_Task goal_. Locate the word "ring" in the data below, then copy every line that holds it.

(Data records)
===
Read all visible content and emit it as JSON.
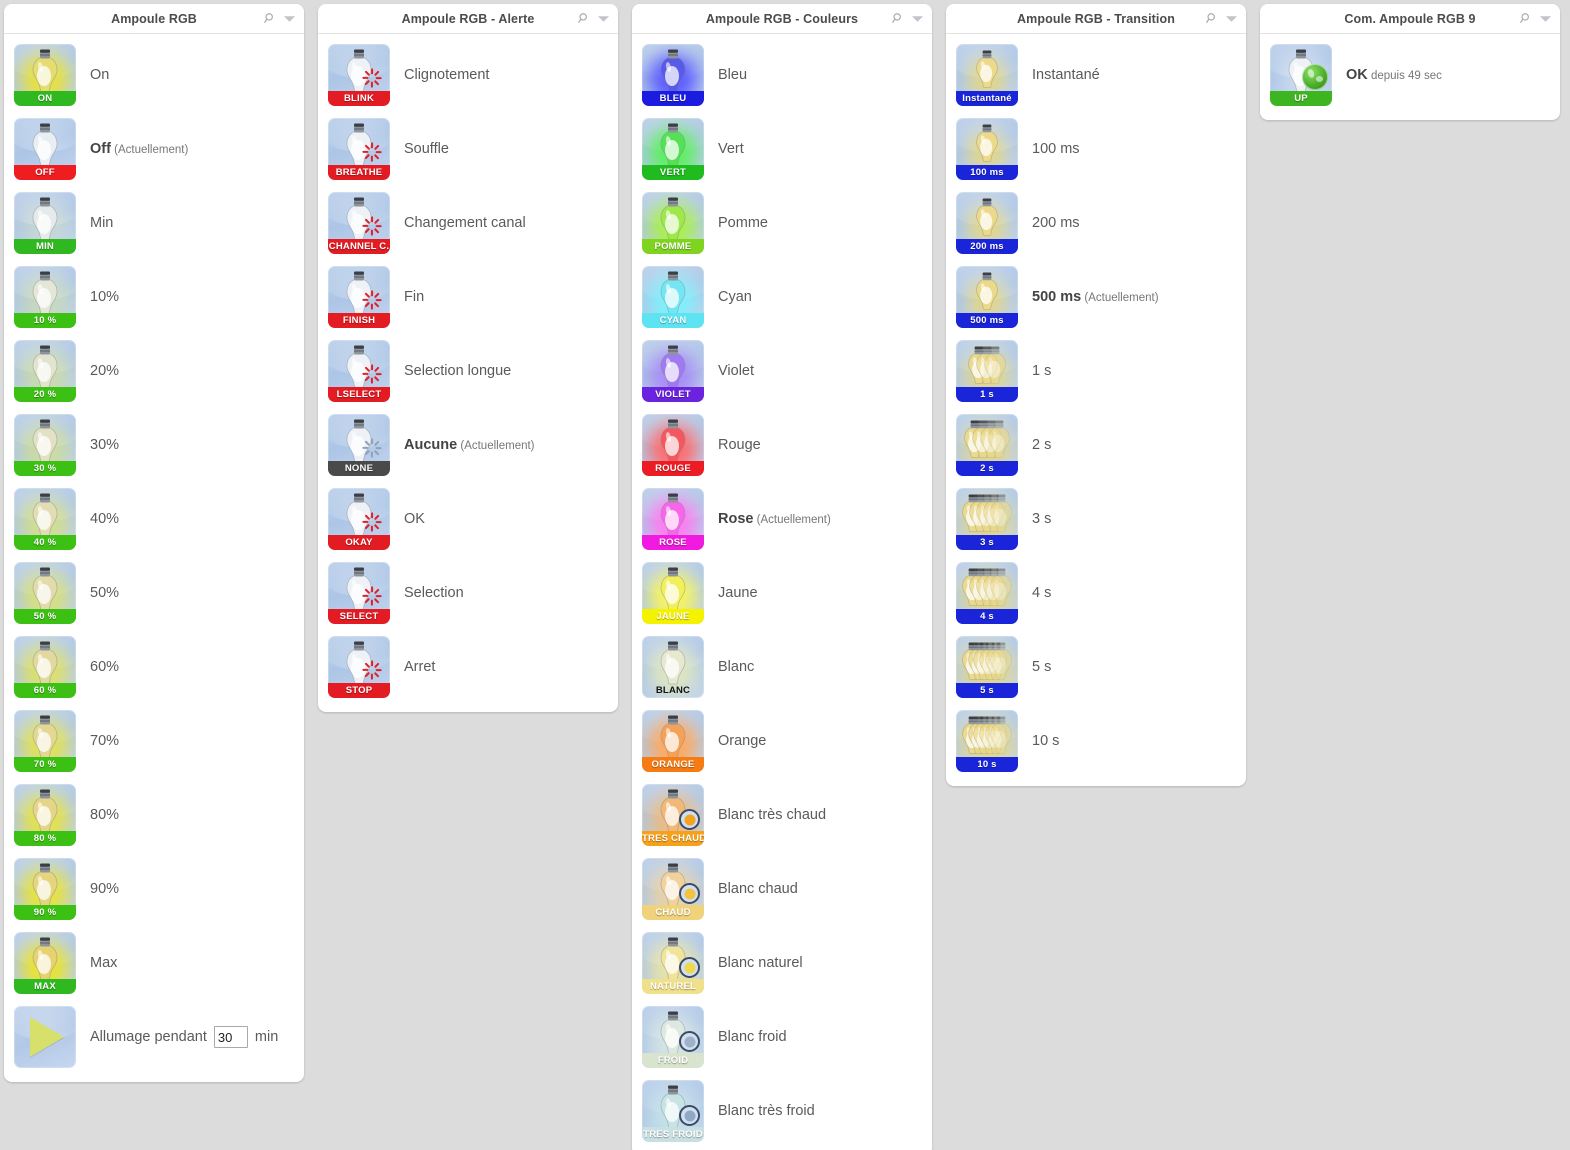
{
  "panels": [
    {
      "title": "Ampoule RGB",
      "kind": "level",
      "rows": [
        {
          "label": "On",
          "badge": "ON",
          "badge_color": "#2fb81f",
          "glow": "#e8e23a",
          "bulb": "#e6dd72",
          "current": false
        },
        {
          "label": "Off",
          "badge": "OFF",
          "badge_color": "#ef1c20",
          "glow": "rgba(255,255,255,0)",
          "bulb": "#e9eef3",
          "current": true,
          "current_text": "(Actuellement)"
        },
        {
          "label": "Min",
          "badge": "MIN",
          "badge_color": "#2fb81f",
          "glow": "rgba(236,240,180,0.35)",
          "bulb": "#e6eaea",
          "current": false
        },
        {
          "label": "10%",
          "badge": "10 %",
          "badge_color": "#3cc013",
          "glow": "rgba(225,235,140,0.45)",
          "bulb": "#e4e6d8",
          "current": false
        },
        {
          "label": "20%",
          "badge": "20 %",
          "badge_color": "#3cc013",
          "glow": "rgba(222,233,125,0.55)",
          "bulb": "#e3e4cf",
          "current": false
        },
        {
          "label": "30%",
          "badge": "30 %",
          "badge_color": "#3cc013",
          "glow": "rgba(221,231,115,0.62)",
          "bulb": "#e2e1c4",
          "current": false
        },
        {
          "label": "40%",
          "badge": "40 %",
          "badge_color": "#3cc013",
          "glow": "rgba(224,231,105,0.70)",
          "bulb": "#e2ddb4",
          "current": false
        },
        {
          "label": "50%",
          "badge": "50 %",
          "badge_color": "#3cc013",
          "glow": "rgba(226,230,95,0.78)",
          "bulb": "#e2dbab",
          "current": false
        },
        {
          "label": "60%",
          "badge": "60 %",
          "badge_color": "#3cc013",
          "glow": "rgba(228,229,82,0.85)",
          "bulb": "#e3d9a0",
          "current": false
        },
        {
          "label": "70%",
          "badge": "70 %",
          "badge_color": "#3cc013",
          "glow": "rgba(230,228,70,0.90)",
          "bulb": "#e4d793",
          "current": false
        },
        {
          "label": "80%",
          "badge": "80 %",
          "badge_color": "#3cc013",
          "glow": "rgba(232,228,60,0.94)",
          "bulb": "#e5d588",
          "current": false
        },
        {
          "label": "90%",
          "badge": "90 %",
          "badge_color": "#3cc013",
          "glow": "rgba(234,228,52,0.97)",
          "bulb": "#e6d47e",
          "current": false
        },
        {
          "label": "Max",
          "badge": "MAX",
          "badge_color": "#2fb81f",
          "glow": "rgba(236,228,45,1)",
          "bulb": "#e7d271",
          "current": false
        }
      ],
      "timer": {
        "prefix": "Allumage pendant",
        "value": "30",
        "suffix": "min"
      }
    },
    {
      "title": "Ampoule RGB - Alerte",
      "kind": "alert",
      "rows": [
        {
          "label": "Clignotement",
          "badge": "BLINK",
          "badge_color": "#e31b23",
          "burst": "#e02029",
          "current": false
        },
        {
          "label": "Souffle",
          "badge": "BREATHE",
          "badge_color": "#e31b23",
          "burst": "#e02029",
          "current": false
        },
        {
          "label": "Changement canal",
          "badge": "CHANNEL C.",
          "badge_color": "#e31b23",
          "burst": "#e02029",
          "current": false
        },
        {
          "label": "Fin",
          "badge": "FINISH",
          "badge_color": "#e31b23",
          "burst": "#e02029",
          "current": false
        },
        {
          "label": "Selection longue",
          "badge": "LSELECT",
          "badge_color": "#e31b23",
          "burst": "#e02029",
          "current": false
        },
        {
          "label": "Aucune",
          "badge": "NONE",
          "badge_color": "#4a4a4a",
          "burst": "#8ea2b8",
          "current": true,
          "current_text": "(Actuellement)"
        },
        {
          "label": "OK",
          "badge": "OKAY",
          "badge_color": "#e31b23",
          "burst": "#e02029",
          "current": false
        },
        {
          "label": "Selection",
          "badge": "SELECT",
          "badge_color": "#e31b23",
          "burst": "#e02029",
          "current": false
        },
        {
          "label": "Arret",
          "badge": "STOP",
          "badge_color": "#e31b23",
          "burst": "#e02029",
          "current": false
        }
      ]
    },
    {
      "title": "Ampoule RGB - Couleurs",
      "kind": "color",
      "rows": [
        {
          "label": "Bleu",
          "badge": "BLEU",
          "badge_color": "#1c1ce0",
          "glow": "#5b5bff",
          "bulb": "#5a5ae8",
          "current": false
        },
        {
          "label": "Vert",
          "badge": "VERT",
          "badge_color": "#1fbb1f",
          "glow": "#5cf05c",
          "bulb": "#55e055",
          "current": false
        },
        {
          "label": "Pomme",
          "badge": "POMME",
          "badge_color": "#7fd420",
          "glow": "#a9f04d",
          "bulb": "#9ee84a",
          "current": false
        },
        {
          "label": "Cyan",
          "badge": "CYAN",
          "badge_color": "#5de3f2",
          "glow": "#7ff0fb",
          "bulb": "#74e6f3",
          "current": false
        },
        {
          "label": "Violet",
          "badge": "VIOLET",
          "badge_color": "#6b23e0",
          "glow": "#a78bf5",
          "bulb": "#9f7af0",
          "current": false
        },
        {
          "label": "Rouge",
          "badge": "ROUGE",
          "badge_color": "#ec1c24",
          "glow": "#ff6a6a",
          "bulb": "#f4585e",
          "current": false
        },
        {
          "label": "Rose",
          "badge": "ROSE",
          "badge_color": "#f01ae0",
          "glow": "#ff7af0",
          "bulb": "#f765e8",
          "current": true,
          "current_text": "(Actuellement)"
        },
        {
          "label": "Jaune",
          "badge": "JAUNE",
          "badge_color": "#f5f200",
          "glow": "#f7f55c",
          "bulb": "#f2ef5a",
          "current": false
        },
        {
          "label": "Blanc",
          "badge": "BLANC",
          "badge_color": "transparent",
          "badge_dark": true,
          "glow": "rgba(229,235,185,0.85)",
          "bulb": "#e7e8cf",
          "current": false
        },
        {
          "label": "Orange",
          "badge": "ORANGE",
          "badge_color": "#f57b12",
          "glow": "#ffa95c",
          "bulb": "#f4a259",
          "current": false
        },
        {
          "label": "Blanc très chaud",
          "badge": "TRES CHAUD",
          "badge_color": "#f7a11b",
          "glow": "rgba(247,183,110,0.85)",
          "bulb": "#f2b878",
          "ring": "#f5a21e",
          "current": false
        },
        {
          "label": "Blanc chaud",
          "badge": "CHAUD",
          "badge_color": "#f0d27a",
          "glow": "rgba(247,212,150,0.8)",
          "bulb": "#f0d29a",
          "ring": "#f5c23e",
          "current": false
        },
        {
          "label": "Blanc naturel",
          "badge": "NATUREL",
          "badge_color": "#f0e08a",
          "glow": "rgba(246,235,150,0.8)",
          "bulb": "#efe49a",
          "ring": "#f0d84a",
          "current": false
        },
        {
          "label": "Blanc froid",
          "badge": "FROID",
          "badge_color": "#d8e4cd",
          "glow": "rgba(222,236,226,0.8)",
          "bulb": "#dde9e0",
          "ring": "#9fb2c8",
          "current": false
        },
        {
          "label": "Blanc très froid",
          "badge": "TRES FROID",
          "badge_color": "#c9e0e2",
          "glow": "rgba(200,230,232,0.85)",
          "bulb": "#c8e3e4",
          "ring": "#8fa8c4",
          "current": false
        }
      ]
    },
    {
      "title": "Ampoule RGB - Transition",
      "kind": "transition",
      "rows": [
        {
          "label": "Instantané",
          "badge": "Instantané",
          "badge_color": "#1a24d8",
          "bulbs": 1,
          "current": false
        },
        {
          "label": "100 ms",
          "badge": "100 ms",
          "badge_color": "#1a24d8",
          "bulbs": 1,
          "current": false
        },
        {
          "label": "200 ms",
          "badge": "200 ms",
          "badge_color": "#1a24d8",
          "bulbs": 1,
          "current": false
        },
        {
          "label": "500 ms",
          "badge": "500 ms",
          "badge_color": "#1a24d8",
          "bulbs": 1,
          "current": true,
          "current_text": "(Actuellement)"
        },
        {
          "label": "1 s",
          "badge": "1 s",
          "badge_color": "#1a24d8",
          "bulbs": 3,
          "current": false
        },
        {
          "label": "2 s",
          "badge": "2 s",
          "badge_color": "#1a24d8",
          "bulbs": 4,
          "current": false
        },
        {
          "label": "3 s",
          "badge": "3 s",
          "badge_color": "#1a24d8",
          "bulbs": 5,
          "current": false
        },
        {
          "label": "4 s",
          "badge": "4 s",
          "badge_color": "#1a24d8",
          "bulbs": 5,
          "current": false
        },
        {
          "label": "5 s",
          "badge": "5 s",
          "badge_color": "#1a24d8",
          "bulbs": 6,
          "current": false
        },
        {
          "label": "10 s",
          "badge": "10 s",
          "badge_color": "#1a24d8",
          "bulbs": 6,
          "current": false
        }
      ]
    },
    {
      "title": "Com. Ampoule RGB 9",
      "kind": "com",
      "rows": [
        {
          "label": "OK",
          "suffix": "depuis 49 sec",
          "badge": "UP",
          "badge_color": "#3cb521",
          "current": true
        }
      ]
    }
  ],
  "icons": {
    "search": "search-icon",
    "chevron": "chevron-down-icon"
  }
}
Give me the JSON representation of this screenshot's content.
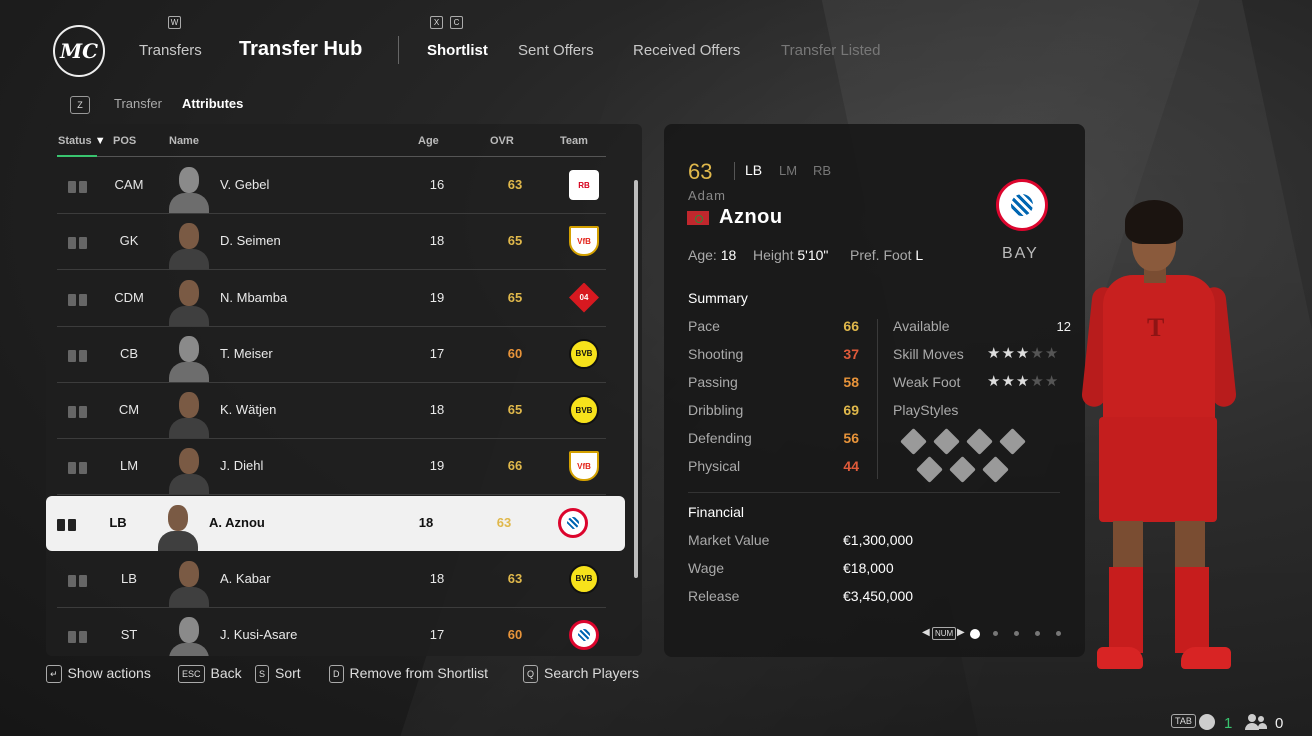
{
  "logo": {
    "text": "MC"
  },
  "nav": {
    "w_key": "W",
    "x_key": "X",
    "c_key": "C",
    "transfers": "Transfers",
    "hub": "Transfer Hub",
    "tabs": [
      "Shortlist",
      "Sent Offers",
      "Received Offers",
      "Transfer Listed"
    ],
    "active_tab": "Shortlist"
  },
  "subnav": {
    "z_key": "Z",
    "items": [
      "Transfer",
      "Attributes"
    ],
    "active": "Attributes"
  },
  "table": {
    "columns": [
      "Status",
      "POS",
      "Name",
      "Age",
      "OVR",
      "Team"
    ],
    "sort_column": "Status",
    "rows": [
      {
        "pos": "CAM",
        "name": "V. Gebel",
        "age": "16",
        "ovr": "63",
        "ovr_color": "#e0b84b",
        "team": "RB Leipzig",
        "crest": "rb",
        "photo": "silhouette"
      },
      {
        "pos": "GK",
        "name": "D. Seimen",
        "age": "18",
        "ovr": "65",
        "ovr_color": "#e0b84b",
        "team": "VfB Stuttgart",
        "crest": "vfb",
        "photo": "face"
      },
      {
        "pos": "CDM",
        "name": "N. Mbamba",
        "age": "19",
        "ovr": "65",
        "ovr_color": "#e0b84b",
        "team": "Bayer 04",
        "crest": "b04",
        "photo": "face"
      },
      {
        "pos": "CB",
        "name": "T. Meiser",
        "age": "17",
        "ovr": "60",
        "ovr_color": "#e8943a",
        "team": "Borussia Dortmund",
        "crest": "bvb",
        "photo": "silhouette"
      },
      {
        "pos": "CM",
        "name": "K. Wätjen",
        "age": "18",
        "ovr": "65",
        "ovr_color": "#e0b84b",
        "team": "Borussia Dortmund",
        "crest": "bvb",
        "photo": "face"
      },
      {
        "pos": "LM",
        "name": "J. Diehl",
        "age": "19",
        "ovr": "66",
        "ovr_color": "#e0b84b",
        "team": "VfB Stuttgart",
        "crest": "vfb",
        "photo": "face"
      },
      {
        "pos": "LB",
        "name": "A. Aznou",
        "age": "18",
        "ovr": "63",
        "ovr_color": "#e0b84b",
        "team": "FC Bayern München",
        "crest": "fcb",
        "photo": "face",
        "selected": true
      },
      {
        "pos": "LB",
        "name": "A. Kabar",
        "age": "18",
        "ovr": "63",
        "ovr_color": "#e0b84b",
        "team": "Borussia Dortmund",
        "crest": "bvb",
        "photo": "face"
      },
      {
        "pos": "ST",
        "name": "J. Kusi-Asare",
        "age": "17",
        "ovr": "60",
        "ovr_color": "#e8943a",
        "team": "FC Bayern München",
        "crest": "fcb",
        "photo": "silhouette"
      }
    ]
  },
  "hints": [
    {
      "key": "↵",
      "label": "Show actions"
    },
    {
      "key": "ESC",
      "label": "Back"
    },
    {
      "key": "S",
      "label": "Sort"
    },
    {
      "key": "D",
      "label": "Remove from Shortlist"
    },
    {
      "key": "Q",
      "label": "Search Players"
    }
  ],
  "player": {
    "ovr": "63",
    "positions": [
      "LB",
      "LM",
      "RB"
    ],
    "first_name": "Adam",
    "last_name": "Aznou",
    "nationality_flag": "Morocco",
    "club_abbr": "BAY",
    "age_label": "Age:",
    "age": "18",
    "height_label": "Height",
    "height": "5'10\"",
    "foot_label": "Pref. Foot",
    "foot": "L",
    "summary_title": "Summary",
    "stats": [
      {
        "label": "Pace",
        "value": "66",
        "color": "#e0b84b"
      },
      {
        "label": "Shooting",
        "value": "37",
        "color": "#e05a3a"
      },
      {
        "label": "Passing",
        "value": "58",
        "color": "#e8943a"
      },
      {
        "label": "Dribbling",
        "value": "69",
        "color": "#e0b84b"
      },
      {
        "label": "Defending",
        "value": "56",
        "color": "#e8943a"
      },
      {
        "label": "Physical",
        "value": "44",
        "color": "#e05a3a"
      }
    ],
    "available_label": "Available",
    "available": "12",
    "skill_moves_label": "Skill Moves",
    "skill_moves": 3,
    "weak_foot_label": "Weak Foot",
    "weak_foot": 3,
    "playstyles_label": "PlayStyles",
    "financial_title": "Financial",
    "financial": [
      {
        "label": "Market Value",
        "value": "€1,300,000"
      },
      {
        "label": "Wage",
        "value": "€18,000"
      },
      {
        "label": "Release",
        "value": "€3,450,000"
      }
    ],
    "pager_key": "NUM",
    "pages": 5,
    "current_page": 1
  },
  "status": {
    "tab_key": "TAB",
    "voice_count": "1",
    "users_count": "0"
  },
  "colors": {
    "accent_green": "#39c46f",
    "ovr_gold": "#e0b84b",
    "ovr_orange": "#e8943a",
    "ovr_red": "#e05a3a"
  }
}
===
_Answer for this exercise_.
          "ring": "#f5a21e",
          "ring": "#f5c23e",
          "ring": "#f0d84a",
          "ring": "#9fb2c8",
          "ring": "#8fa8c4",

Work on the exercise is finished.